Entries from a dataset

■ ■ ■

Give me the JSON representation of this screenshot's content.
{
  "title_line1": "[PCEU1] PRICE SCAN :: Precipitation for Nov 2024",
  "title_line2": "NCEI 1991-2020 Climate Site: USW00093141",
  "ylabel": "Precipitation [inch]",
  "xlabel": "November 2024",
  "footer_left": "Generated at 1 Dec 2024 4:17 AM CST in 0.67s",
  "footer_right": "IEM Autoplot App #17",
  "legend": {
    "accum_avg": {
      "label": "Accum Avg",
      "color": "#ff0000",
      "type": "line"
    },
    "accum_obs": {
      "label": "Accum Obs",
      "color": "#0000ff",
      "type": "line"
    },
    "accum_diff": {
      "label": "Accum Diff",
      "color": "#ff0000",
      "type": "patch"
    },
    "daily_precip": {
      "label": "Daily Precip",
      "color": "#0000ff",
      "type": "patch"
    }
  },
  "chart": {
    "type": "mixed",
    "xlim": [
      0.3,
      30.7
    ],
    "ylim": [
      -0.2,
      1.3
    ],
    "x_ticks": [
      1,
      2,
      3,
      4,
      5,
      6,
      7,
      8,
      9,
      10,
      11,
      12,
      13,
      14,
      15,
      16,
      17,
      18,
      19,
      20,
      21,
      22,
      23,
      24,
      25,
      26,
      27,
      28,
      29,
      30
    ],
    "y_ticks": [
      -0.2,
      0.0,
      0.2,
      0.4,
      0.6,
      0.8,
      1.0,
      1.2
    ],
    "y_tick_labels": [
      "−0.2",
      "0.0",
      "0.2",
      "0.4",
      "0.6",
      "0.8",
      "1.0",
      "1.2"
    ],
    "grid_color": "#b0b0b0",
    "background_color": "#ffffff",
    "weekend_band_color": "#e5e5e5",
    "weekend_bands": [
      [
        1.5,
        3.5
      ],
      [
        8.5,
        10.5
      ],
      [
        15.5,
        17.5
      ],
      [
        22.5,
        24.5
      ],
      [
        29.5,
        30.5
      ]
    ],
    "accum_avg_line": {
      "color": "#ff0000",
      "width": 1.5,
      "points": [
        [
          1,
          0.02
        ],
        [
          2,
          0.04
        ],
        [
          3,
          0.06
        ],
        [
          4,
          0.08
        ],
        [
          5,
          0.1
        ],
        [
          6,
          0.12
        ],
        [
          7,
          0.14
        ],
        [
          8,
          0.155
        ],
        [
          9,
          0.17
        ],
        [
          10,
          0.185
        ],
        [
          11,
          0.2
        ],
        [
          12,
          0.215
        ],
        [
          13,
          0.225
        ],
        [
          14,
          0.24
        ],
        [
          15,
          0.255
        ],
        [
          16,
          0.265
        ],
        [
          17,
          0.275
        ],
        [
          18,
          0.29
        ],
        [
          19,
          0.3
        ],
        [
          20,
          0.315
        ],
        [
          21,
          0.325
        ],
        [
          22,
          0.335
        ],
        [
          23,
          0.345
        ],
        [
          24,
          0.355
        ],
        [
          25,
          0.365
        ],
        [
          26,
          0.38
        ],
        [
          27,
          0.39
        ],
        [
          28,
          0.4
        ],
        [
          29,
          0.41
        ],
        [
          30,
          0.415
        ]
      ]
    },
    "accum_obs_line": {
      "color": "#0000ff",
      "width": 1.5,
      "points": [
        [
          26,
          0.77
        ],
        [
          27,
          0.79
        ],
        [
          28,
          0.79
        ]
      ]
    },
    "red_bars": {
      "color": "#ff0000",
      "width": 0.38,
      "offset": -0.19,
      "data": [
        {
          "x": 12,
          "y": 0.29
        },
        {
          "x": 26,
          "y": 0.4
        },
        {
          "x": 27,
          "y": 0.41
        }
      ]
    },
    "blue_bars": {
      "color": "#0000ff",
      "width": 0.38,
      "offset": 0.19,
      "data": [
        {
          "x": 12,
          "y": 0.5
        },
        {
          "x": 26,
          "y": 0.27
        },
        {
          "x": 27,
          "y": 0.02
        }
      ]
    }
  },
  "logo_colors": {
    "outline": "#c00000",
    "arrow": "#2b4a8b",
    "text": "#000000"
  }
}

■ ■ ■

[Aim] Write the listing out again, exactly as it reads.

[Solution below]
Give me the JSON representation of this screenshot's content.
{
  "title_line1": "[PCEU1] PRICE SCAN :: Precipitation for Nov 2024",
  "title_line2": "NCEI 1991-2020 Climate Site: USW00093141",
  "ylabel": "Precipitation [inch]",
  "xlabel": "November 2024",
  "footer_left": "Generated at 1 Dec 2024 4:17 AM CST in 0.67s",
  "footer_right": "IEM Autoplot App #17",
  "legend": {
    "accum_avg": {
      "label": "Accum Avg",
      "color": "#ff0000",
      "type": "line"
    },
    "accum_obs": {
      "label": "Accum Obs",
      "color": "#0000ff",
      "type": "line"
    },
    "accum_diff": {
      "label": "Accum Diff",
      "color": "#ff0000",
      "type": "patch"
    },
    "daily_precip": {
      "label": "Daily Precip",
      "color": "#0000ff",
      "type": "patch"
    }
  },
  "chart": {
    "type": "mixed",
    "xlim": [
      0.3,
      30.7
    ],
    "ylim": [
      -0.2,
      1.3
    ],
    "x_ticks": [
      1,
      2,
      3,
      4,
      5,
      6,
      7,
      8,
      9,
      10,
      11,
      12,
      13,
      14,
      15,
      16,
      17,
      18,
      19,
      20,
      21,
      22,
      23,
      24,
      25,
      26,
      27,
      28,
      29,
      30
    ],
    "y_ticks": [
      -0.2,
      0.0,
      0.2,
      0.4,
      0.6,
      0.8,
      1.0,
      1.2
    ],
    "y_tick_labels": [
      "−0.2",
      "0.0",
      "0.2",
      "0.4",
      "0.6",
      "0.8",
      "1.0",
      "1.2"
    ],
    "grid_color": "#b0b0b0",
    "background_color": "#ffffff",
    "weekend_band_color": "#e5e5e5",
    "weekend_bands": [
      [
        1.5,
        3.5
      ],
      [
        8.5,
        10.5
      ],
      [
        15.5,
        17.5
      ],
      [
        22.5,
        24.5
      ],
      [
        29.5,
        30.5
      ]
    ],
    "accum_avg_line": {
      "color": "#ff0000",
      "width": 1.5,
      "points": [
        [
          1,
          0.02
        ],
        [
          2,
          0.04
        ],
        [
          3,
          0.06
        ],
        [
          4,
          0.08
        ],
        [
          5,
          0.1
        ],
        [
          6,
          0.12
        ],
        [
          7,
          0.14
        ],
        [
          8,
          0.155
        ],
        [
          9,
          0.17
        ],
        [
          10,
          0.185
        ],
        [
          11,
          0.2
        ],
        [
          12,
          0.215
        ],
        [
          13,
          0.225
        ],
        [
          14,
          0.24
        ],
        [
          15,
          0.255
        ],
        [
          16,
          0.265
        ],
        [
          17,
          0.275
        ],
        [
          18,
          0.29
        ],
        [
          19,
          0.3
        ],
        [
          20,
          0.315
        ],
        [
          21,
          0.325
        ],
        [
          22,
          0.335
        ],
        [
          23,
          0.345
        ],
        [
          24,
          0.355
        ],
        [
          25,
          0.365
        ],
        [
          26,
          0.38
        ],
        [
          27,
          0.39
        ],
        [
          28,
          0.4
        ],
        [
          29,
          0.41
        ],
        [
          30,
          0.415
        ]
      ]
    },
    "accum_obs_line": {
      "color": "#0000ff",
      "width": 1.5,
      "points": [
        [
          26,
          0.77
        ],
        [
          27,
          0.79
        ],
        [
          28,
          0.79
        ]
      ]
    },
    "red_bars": {
      "color": "#ff0000",
      "width": 0.38,
      "offset": -0.19,
      "data": [
        {
          "x": 12,
          "y": 0.29
        },
        {
          "x": 26,
          "y": 0.4
        },
        {
          "x": 27,
          "y": 0.41
        }
      ]
    },
    "blue_bars": {
      "color": "#0000ff",
      "width": 0.38,
      "offset": 0.19,
      "data": [
        {
          "x": 12,
          "y": 0.5
        },
        {
          "x": 26,
          "y": 0.27
        },
        {
          "x": 27,
          "y": 0.02
        }
      ]
    }
  },
  "logo_colors": {
    "outline": "#c00000",
    "arrow": "#2b4a8b",
    "text": "#000000"
  }
}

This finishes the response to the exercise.